↓

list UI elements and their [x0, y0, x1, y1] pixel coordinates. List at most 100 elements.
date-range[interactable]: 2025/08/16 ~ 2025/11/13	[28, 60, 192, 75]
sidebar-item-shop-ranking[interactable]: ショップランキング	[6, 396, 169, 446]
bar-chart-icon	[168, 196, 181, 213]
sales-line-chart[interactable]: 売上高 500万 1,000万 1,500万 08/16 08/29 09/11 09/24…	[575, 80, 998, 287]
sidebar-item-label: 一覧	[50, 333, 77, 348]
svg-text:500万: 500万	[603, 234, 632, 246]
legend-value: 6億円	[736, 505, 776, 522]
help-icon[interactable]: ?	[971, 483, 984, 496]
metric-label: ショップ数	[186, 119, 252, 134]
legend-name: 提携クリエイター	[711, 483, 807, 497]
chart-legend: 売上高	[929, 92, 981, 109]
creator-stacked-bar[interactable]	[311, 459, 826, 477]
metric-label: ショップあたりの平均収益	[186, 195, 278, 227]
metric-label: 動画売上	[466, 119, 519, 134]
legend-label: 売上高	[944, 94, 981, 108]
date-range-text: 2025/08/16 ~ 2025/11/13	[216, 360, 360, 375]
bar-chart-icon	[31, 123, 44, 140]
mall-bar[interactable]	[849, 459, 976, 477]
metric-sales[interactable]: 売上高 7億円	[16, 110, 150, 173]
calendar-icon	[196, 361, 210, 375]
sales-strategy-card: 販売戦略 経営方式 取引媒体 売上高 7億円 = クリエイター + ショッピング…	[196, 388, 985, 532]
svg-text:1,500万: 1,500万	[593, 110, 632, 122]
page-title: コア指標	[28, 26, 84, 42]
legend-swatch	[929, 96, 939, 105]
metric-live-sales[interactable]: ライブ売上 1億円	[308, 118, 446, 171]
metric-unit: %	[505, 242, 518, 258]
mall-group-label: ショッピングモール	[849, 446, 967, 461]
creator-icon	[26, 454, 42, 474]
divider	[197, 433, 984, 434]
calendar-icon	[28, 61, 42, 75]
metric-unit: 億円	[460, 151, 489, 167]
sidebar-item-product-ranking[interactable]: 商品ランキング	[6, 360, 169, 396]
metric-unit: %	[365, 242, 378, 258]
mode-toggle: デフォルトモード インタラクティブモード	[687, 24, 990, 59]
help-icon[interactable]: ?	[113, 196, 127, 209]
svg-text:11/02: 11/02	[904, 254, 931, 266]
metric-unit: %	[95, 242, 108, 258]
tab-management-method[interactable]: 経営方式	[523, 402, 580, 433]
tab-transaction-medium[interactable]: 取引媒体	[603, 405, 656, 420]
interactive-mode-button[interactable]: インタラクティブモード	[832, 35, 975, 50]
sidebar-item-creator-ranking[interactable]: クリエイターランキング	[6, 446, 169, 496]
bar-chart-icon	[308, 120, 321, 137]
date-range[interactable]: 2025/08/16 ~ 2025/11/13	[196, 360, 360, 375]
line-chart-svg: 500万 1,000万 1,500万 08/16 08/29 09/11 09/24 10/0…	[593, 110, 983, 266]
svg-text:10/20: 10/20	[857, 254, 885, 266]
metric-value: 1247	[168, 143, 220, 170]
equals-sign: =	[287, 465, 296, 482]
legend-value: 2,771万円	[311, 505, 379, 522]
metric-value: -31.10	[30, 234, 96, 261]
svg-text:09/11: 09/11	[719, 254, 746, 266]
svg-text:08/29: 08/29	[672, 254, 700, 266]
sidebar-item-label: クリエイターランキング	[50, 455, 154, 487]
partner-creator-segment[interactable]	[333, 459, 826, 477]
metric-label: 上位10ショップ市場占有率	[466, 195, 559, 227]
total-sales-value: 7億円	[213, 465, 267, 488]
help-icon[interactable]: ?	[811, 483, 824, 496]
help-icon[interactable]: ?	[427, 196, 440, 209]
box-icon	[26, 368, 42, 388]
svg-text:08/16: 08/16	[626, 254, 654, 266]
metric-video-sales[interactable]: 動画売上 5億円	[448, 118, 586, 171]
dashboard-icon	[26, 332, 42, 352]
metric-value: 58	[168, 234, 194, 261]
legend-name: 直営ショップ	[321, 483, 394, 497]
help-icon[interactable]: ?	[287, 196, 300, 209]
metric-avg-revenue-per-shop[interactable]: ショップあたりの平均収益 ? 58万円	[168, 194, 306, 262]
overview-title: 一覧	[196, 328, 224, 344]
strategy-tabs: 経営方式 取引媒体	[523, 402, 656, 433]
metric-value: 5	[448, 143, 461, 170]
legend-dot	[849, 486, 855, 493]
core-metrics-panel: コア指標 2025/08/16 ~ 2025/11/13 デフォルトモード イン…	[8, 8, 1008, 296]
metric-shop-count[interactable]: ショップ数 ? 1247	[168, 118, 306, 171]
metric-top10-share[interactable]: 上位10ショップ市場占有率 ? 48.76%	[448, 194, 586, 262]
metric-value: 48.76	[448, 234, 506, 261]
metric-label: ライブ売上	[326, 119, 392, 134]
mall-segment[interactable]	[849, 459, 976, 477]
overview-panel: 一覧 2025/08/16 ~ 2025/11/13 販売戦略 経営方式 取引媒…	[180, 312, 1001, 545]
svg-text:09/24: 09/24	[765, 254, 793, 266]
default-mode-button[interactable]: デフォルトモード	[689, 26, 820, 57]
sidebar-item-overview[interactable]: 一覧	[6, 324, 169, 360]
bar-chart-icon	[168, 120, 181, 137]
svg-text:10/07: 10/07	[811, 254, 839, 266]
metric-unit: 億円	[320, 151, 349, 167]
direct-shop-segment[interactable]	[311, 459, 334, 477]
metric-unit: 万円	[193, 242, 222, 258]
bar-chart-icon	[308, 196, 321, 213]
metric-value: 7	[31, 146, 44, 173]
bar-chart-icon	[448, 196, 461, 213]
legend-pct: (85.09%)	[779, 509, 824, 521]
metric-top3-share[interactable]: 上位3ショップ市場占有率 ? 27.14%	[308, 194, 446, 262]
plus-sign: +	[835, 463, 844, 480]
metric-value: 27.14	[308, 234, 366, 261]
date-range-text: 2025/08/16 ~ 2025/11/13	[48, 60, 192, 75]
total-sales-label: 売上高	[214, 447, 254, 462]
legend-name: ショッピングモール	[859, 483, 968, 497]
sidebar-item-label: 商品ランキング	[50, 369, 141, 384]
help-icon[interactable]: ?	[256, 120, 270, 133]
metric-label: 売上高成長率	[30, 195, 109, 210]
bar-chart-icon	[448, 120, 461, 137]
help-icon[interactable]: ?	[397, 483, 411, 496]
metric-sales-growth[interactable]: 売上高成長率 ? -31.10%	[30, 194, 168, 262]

↑

= Required work =
Format the data above as a Markdown table with two columns, Row and Line. Give each non-blank line its own numbered row and leave out any blank lines.

= Full response =
| Row | Line |
|---|---|
| 1 | list UI elements and their [x0, y0, x1, y1] pixel coordinates. List at most 100 elements. |
| 2 | date-range[interactable]: 2025/08/16 ~ 2025/11/13	[28, 60, 192, 75] |
| 3 | sidebar-item-shop-ranking[interactable]: ショップランキング	[6, 396, 169, 446] |
| 4 | bar-chart-icon	[168, 196, 181, 213] |
| 5 | sales-line-chart[interactable]: 売上高 500万 1,000万 1,500万 08/16 08/29 09/11 09/24…	[575, 80, 998, 287] |
| 6 | sidebar-item-label: 一覧	[50, 333, 77, 348] |
| 7 | svg-text:500万: 500万	[603, 234, 632, 246] |
| 8 | legend-value: 6億円	[736, 505, 776, 522] |
| 9 | help-icon[interactable]: ?	[971, 483, 984, 496] |
| 10 | metric-label: ショップ数	[186, 119, 252, 134] |
| 11 | legend-name: 提携クリエイター	[711, 483, 807, 497] |
| 12 | chart-legend: 売上高	[929, 92, 981, 109] |
| 13 | creator-stacked-bar[interactable]	[311, 459, 826, 477] |
| 14 | metric-label: ショップあたりの平均収益	[186, 195, 278, 227] |
| 15 | metric-label: 動画売上	[466, 119, 519, 134] |
| 16 | legend-label: 売上高	[944, 94, 981, 108] |
| 17 | date-range-text: 2025/08/16 ~ 2025/11/13	[216, 360, 360, 375] |
| 18 | bar-chart-icon	[31, 123, 44, 140] |
| 19 | mall-bar[interactable]	[849, 459, 976, 477] |
| 20 | metric-sales[interactable]: 売上高 7億円	[16, 110, 150, 173] |
| 21 | calendar-icon	[196, 361, 210, 375] |
| 22 | sales-strategy-card: 販売戦略 経営方式 取引媒体 売上高 7億円 = クリエイター + ショッピング…	[196, 388, 985, 532] |
| 23 | svg-text:1,500万: 1,500万	[593, 110, 632, 122] |
| 24 | page-title: コア指標	[28, 26, 84, 42] |
| 25 | legend-swatch	[929, 96, 939, 105] |
| 26 | metric-live-sales[interactable]: ライブ売上 1億円	[308, 118, 446, 171] |
| 27 | metric-unit: %	[505, 242, 518, 258] |
| 28 | mall-group-label: ショッピングモール	[849, 446, 967, 461] |
| 29 | creator-icon	[26, 454, 42, 474] |
| 30 | divider	[197, 433, 984, 434] |
| 31 | calendar-icon	[28, 61, 42, 75] |
| 32 | metric-unit: 億円	[460, 151, 489, 167] |
| 33 | sidebar-item-product-ranking[interactable]: 商品ランキング	[6, 360, 169, 396] |
| 34 | metric-unit: %	[365, 242, 378, 258] |
| 35 | mode-toggle: デフォルトモード インタラクティブモード	[687, 24, 990, 59] |
| 36 | help-icon[interactable]: ?	[113, 196, 127, 209] |
| 37 | svg-text:11/02: 11/02	[904, 254, 931, 266] |
| 38 | metric-unit: %	[95, 242, 108, 258] |
| 39 | tab-management-method[interactable]: 経営方式	[523, 402, 580, 433] |
| 40 | tab-transaction-medium[interactable]: 取引媒体	[603, 405, 656, 420] |
| 41 | interactive-mode-button[interactable]: インタラクティブモード	[832, 35, 975, 50] |
| 42 | sidebar-item-creator-ranking[interactable]: クリエイターランキング	[6, 446, 169, 496] |
| 43 | bar-chart-icon	[308, 120, 321, 137] |
| 44 | date-range[interactable]: 2025/08/16 ~ 2025/11/13	[196, 360, 360, 375] |
| 45 | line-chart-svg: 500万 1,000万 1,500万 08/16 08/29 09/11 09/24 10/0…	[593, 110, 983, 266] |
| 46 | svg-text:10/20: 10/20	[857, 254, 885, 266] |
| 47 | metric-value: 1247	[168, 143, 220, 170] |
| 48 | equals-sign: =	[287, 465, 296, 482] |
| 49 | legend-value: 2,771万円	[311, 505, 379, 522] |
| 50 | metric-value: -31.10	[30, 234, 96, 261] |
| 51 | svg-text:09/11: 09/11	[719, 254, 746, 266] |
| 52 | svg-text:08/29: 08/29	[672, 254, 700, 266] |
| 53 | sidebar-item-label: クリエイターランキング	[50, 455, 154, 487] |
| 54 | partner-creator-segment[interactable]	[333, 459, 826, 477] |
| 55 | metric-label: 上位10ショップ市場占有率	[466, 195, 559, 227] |
| 56 | total-sales-value: 7億円	[213, 465, 267, 488] |
| 57 | help-icon[interactable]: ?	[811, 483, 824, 496] |
| 58 | help-icon[interactable]: ?	[427, 196, 440, 209] |
| 59 | box-icon	[26, 368, 42, 388] |
| 60 | svg-text:08/16: 08/16	[626, 254, 654, 266] |
| 61 | metric-video-sales[interactable]: 動画売上 5億円	[448, 118, 586, 171] |
| 62 | dashboard-icon	[26, 332, 42, 352] |
| 63 | metric-value: 58	[168, 234, 194, 261] |
| 64 | legend-name: 直営ショップ	[321, 483, 394, 497] |
| 65 | help-icon[interactable]: ?	[287, 196, 300, 209] |
| 66 | metric-avg-revenue-per-shop[interactable]: ショップあたりの平均収益 ? 58万円	[168, 194, 306, 262] |
| 67 | overview-title: 一覧	[196, 328, 224, 344] |
| 68 | strategy-tabs: 経営方式 取引媒体	[523, 402, 656, 433] |
| 69 | metric-value: 5	[448, 143, 461, 170] |
| 70 | legend-dot	[849, 486, 855, 493] |
| 71 | core-metrics-panel: コア指標 2025/08/16 ~ 2025/11/13 デフォルトモード イン…	[8, 8, 1008, 296] |
| 72 | metric-shop-count[interactable]: ショップ数 ? 1247	[168, 118, 306, 171] |
| 73 | metric-top10-share[interactable]: 上位10ショップ市場占有率 ? 48.76%	[448, 194, 586, 262] |
| 74 | metric-value: 48.76	[448, 234, 506, 261] |
| 75 | metric-label: ライブ売上	[326, 119, 392, 134] |
| 76 | mall-segment[interactable]	[849, 459, 976, 477] |
| 77 | overview-panel: 一覧 2025/08/16 ~ 2025/11/13 販売戦略 経営方式 取引媒…	[180, 312, 1001, 545] |
| 78 | svg-text:09/24: 09/24	[765, 254, 793, 266] |
| 79 | default-mode-button[interactable]: デフォルトモード	[689, 26, 820, 57] |
| 80 | sidebar-item-overview[interactable]: 一覧	[6, 324, 169, 360] |
| 81 | bar-chart-icon	[168, 120, 181, 137] |
| 82 | svg-text:10/07: 10/07	[811, 254, 839, 266] |
| 83 | metric-unit: 億円	[320, 151, 349, 167] |
| 84 | direct-shop-segment[interactable]	[311, 459, 334, 477] |
| 85 | metric-unit: 万円	[193, 242, 222, 258] |
| 86 | bar-chart-icon	[308, 196, 321, 213] |
| 87 | metric-value: 7	[31, 146, 44, 173] |
| 88 | bar-chart-icon	[448, 196, 461, 213] |
| 89 | legend-pct: (85.09%)	[779, 509, 824, 521] |
| 90 | metric-top3-share[interactable]: 上位3ショップ市場占有率 ? 27.14%	[308, 194, 446, 262] |
| 91 | plus-sign: +	[835, 463, 844, 480] |
| 92 | metric-value: 27.14	[308, 234, 366, 261] |
| 93 | date-range-text: 2025/08/16 ~ 2025/11/13	[48, 60, 192, 75] |
| 94 | total-sales-label: 売上高	[214, 447, 254, 462] |
| 95 | legend-name: ショッピングモール	[859, 483, 968, 497] |
| 96 | sidebar-item-label: 商品ランキング	[50, 369, 141, 384] |
| 97 | help-icon[interactable]: ?	[256, 120, 270, 133] |
| 98 | metric-label: 売上高成長率	[30, 195, 109, 210] |
| 99 | bar-chart-icon	[448, 120, 461, 137] |
| 100 | help-icon[interactable]: ?	[397, 483, 411, 496] |
| 101 | metric-sales-growth[interactable]: 売上高成長率 ? -31.10%	[30, 194, 168, 262] |